>> start

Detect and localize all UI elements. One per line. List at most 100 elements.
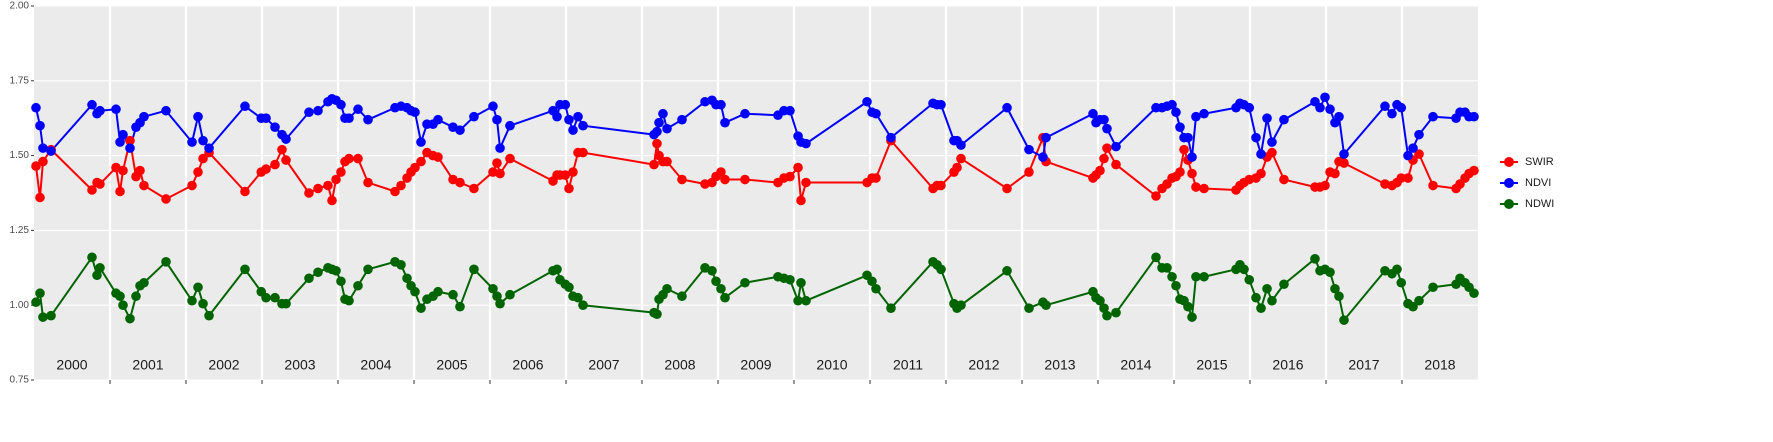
data-point <box>31 161 41 171</box>
data-point <box>505 120 515 131</box>
data-point <box>564 114 574 125</box>
data-point <box>35 288 45 299</box>
data-point <box>1339 315 1349 325</box>
data-point <box>488 283 498 294</box>
data-point <box>433 286 443 297</box>
data-point <box>1408 143 1418 153</box>
data-point <box>313 183 323 194</box>
x-tick-label: 2006 <box>512 357 543 373</box>
data-point <box>198 135 208 146</box>
data-point <box>204 143 214 153</box>
data-point <box>1334 291 1344 302</box>
x-tick-label: 2005 <box>436 357 467 373</box>
data-point <box>1111 141 1121 152</box>
data-point <box>492 291 502 302</box>
data-point <box>871 173 881 183</box>
y-tick-label: 1.00 <box>10 300 30 311</box>
data-point <box>801 138 811 149</box>
data-point <box>344 113 354 123</box>
data-point <box>87 99 97 110</box>
data-point <box>125 313 135 324</box>
data-point <box>433 114 443 125</box>
data-point <box>410 286 420 297</box>
data-point <box>560 170 571 180</box>
data-point <box>277 144 287 155</box>
data-point <box>1251 292 1261 303</box>
data-point <box>796 195 806 206</box>
data-point <box>1175 122 1185 132</box>
data-point <box>1038 152 1048 162</box>
data-point <box>1428 282 1438 293</box>
data-point <box>1024 303 1034 313</box>
data-point <box>270 122 280 132</box>
data-point <box>95 263 105 273</box>
data-point <box>1387 108 1397 119</box>
data-point <box>1191 271 1201 282</box>
data-point <box>1256 149 1266 159</box>
data-point <box>1403 173 1413 183</box>
data-point <box>1396 173 1407 183</box>
data-point <box>1414 129 1424 140</box>
data-point <box>1279 174 1289 185</box>
data-point <box>1251 132 1261 143</box>
data-point <box>956 153 966 164</box>
data-point <box>1199 183 1209 194</box>
data-point <box>1088 108 1098 119</box>
data-point <box>793 162 803 173</box>
data-point <box>410 162 420 173</box>
data-point <box>469 264 479 275</box>
data-point <box>1175 167 1185 177</box>
data-point <box>1315 102 1325 113</box>
x-tick-label: 2002 <box>208 357 239 373</box>
data-point <box>1162 263 1172 273</box>
data-point <box>111 104 121 115</box>
data-point <box>281 134 291 144</box>
data-point <box>1339 149 1349 159</box>
data-point <box>198 298 208 309</box>
data-point <box>711 276 721 287</box>
legend-label: NDVI <box>1525 177 1551 189</box>
data-point <box>270 159 280 170</box>
legend-key-point <box>1504 178 1514 188</box>
data-point <box>204 310 214 321</box>
data-point <box>801 295 811 306</box>
x-tick-label: 2004 <box>360 357 391 373</box>
data-point <box>936 180 946 191</box>
data-point <box>125 135 135 146</box>
data-point <box>871 108 881 119</box>
data-point <box>1024 144 1034 155</box>
data-point <box>193 282 203 293</box>
data-point <box>956 140 966 150</box>
data-point <box>1428 180 1438 191</box>
data-point <box>336 99 346 110</box>
data-point <box>1111 307 1121 318</box>
x-tick-label: 2014 <box>1120 357 1151 373</box>
data-point <box>867 276 877 287</box>
data-point <box>31 297 41 308</box>
data-point <box>139 111 149 122</box>
data-point <box>240 101 250 112</box>
x-tick-label: 2008 <box>664 357 695 373</box>
data-point <box>92 270 102 281</box>
data-point <box>115 186 125 197</box>
data-point <box>1183 132 1193 143</box>
data-point <box>363 264 373 275</box>
data-point <box>793 295 803 306</box>
data-point <box>956 300 966 311</box>
legend-label: NDWI <box>1525 198 1554 210</box>
x-tick-label: 2011 <box>893 357 923 373</box>
data-point <box>410 107 420 118</box>
data-point <box>38 156 48 167</box>
data-point <box>1428 111 1438 122</box>
data-point <box>568 125 578 135</box>
data-point <box>1187 152 1197 162</box>
data-point <box>118 300 128 311</box>
data-point <box>495 298 505 309</box>
x-tick-label: 2001 <box>132 357 163 373</box>
data-point <box>652 138 662 149</box>
data-point <box>193 111 203 122</box>
data-point <box>1151 252 1161 263</box>
data-point <box>785 105 795 116</box>
data-point <box>469 183 479 194</box>
data-point <box>281 298 291 309</box>
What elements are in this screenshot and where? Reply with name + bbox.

>> end

--- Objective ---
In the records, quote everything from the line containing "data-point <box>31 161 41 171</box>" down to the line containing "data-point <box>1024 303 1034 313</box>", both included, without changing a character.

--- Solution for this problem ---
data-point <box>31 161 41 171</box>
data-point <box>505 120 515 131</box>
data-point <box>564 114 574 125</box>
data-point <box>35 288 45 299</box>
data-point <box>1339 315 1349 325</box>
data-point <box>488 283 498 294</box>
data-point <box>433 286 443 297</box>
data-point <box>1408 143 1418 153</box>
data-point <box>313 183 323 194</box>
x-tick-label: 2006 <box>512 357 543 373</box>
data-point <box>198 135 208 146</box>
data-point <box>204 143 214 153</box>
data-point <box>1334 291 1344 302</box>
x-tick-label: 2005 <box>436 357 467 373</box>
data-point <box>1111 141 1121 152</box>
data-point <box>492 291 502 302</box>
data-point <box>871 173 881 183</box>
y-tick-label: 1.00 <box>10 300 30 311</box>
data-point <box>801 138 811 149</box>
data-point <box>344 113 354 123</box>
data-point <box>87 99 97 110</box>
data-point <box>125 313 135 324</box>
data-point <box>433 114 443 125</box>
data-point <box>410 286 420 297</box>
data-point <box>560 170 571 180</box>
data-point <box>277 144 287 155</box>
data-point <box>1251 292 1261 303</box>
data-point <box>796 195 806 206</box>
data-point <box>1175 122 1185 132</box>
data-point <box>1038 152 1048 162</box>
data-point <box>1428 282 1438 293</box>
data-point <box>1024 303 1034 313</box>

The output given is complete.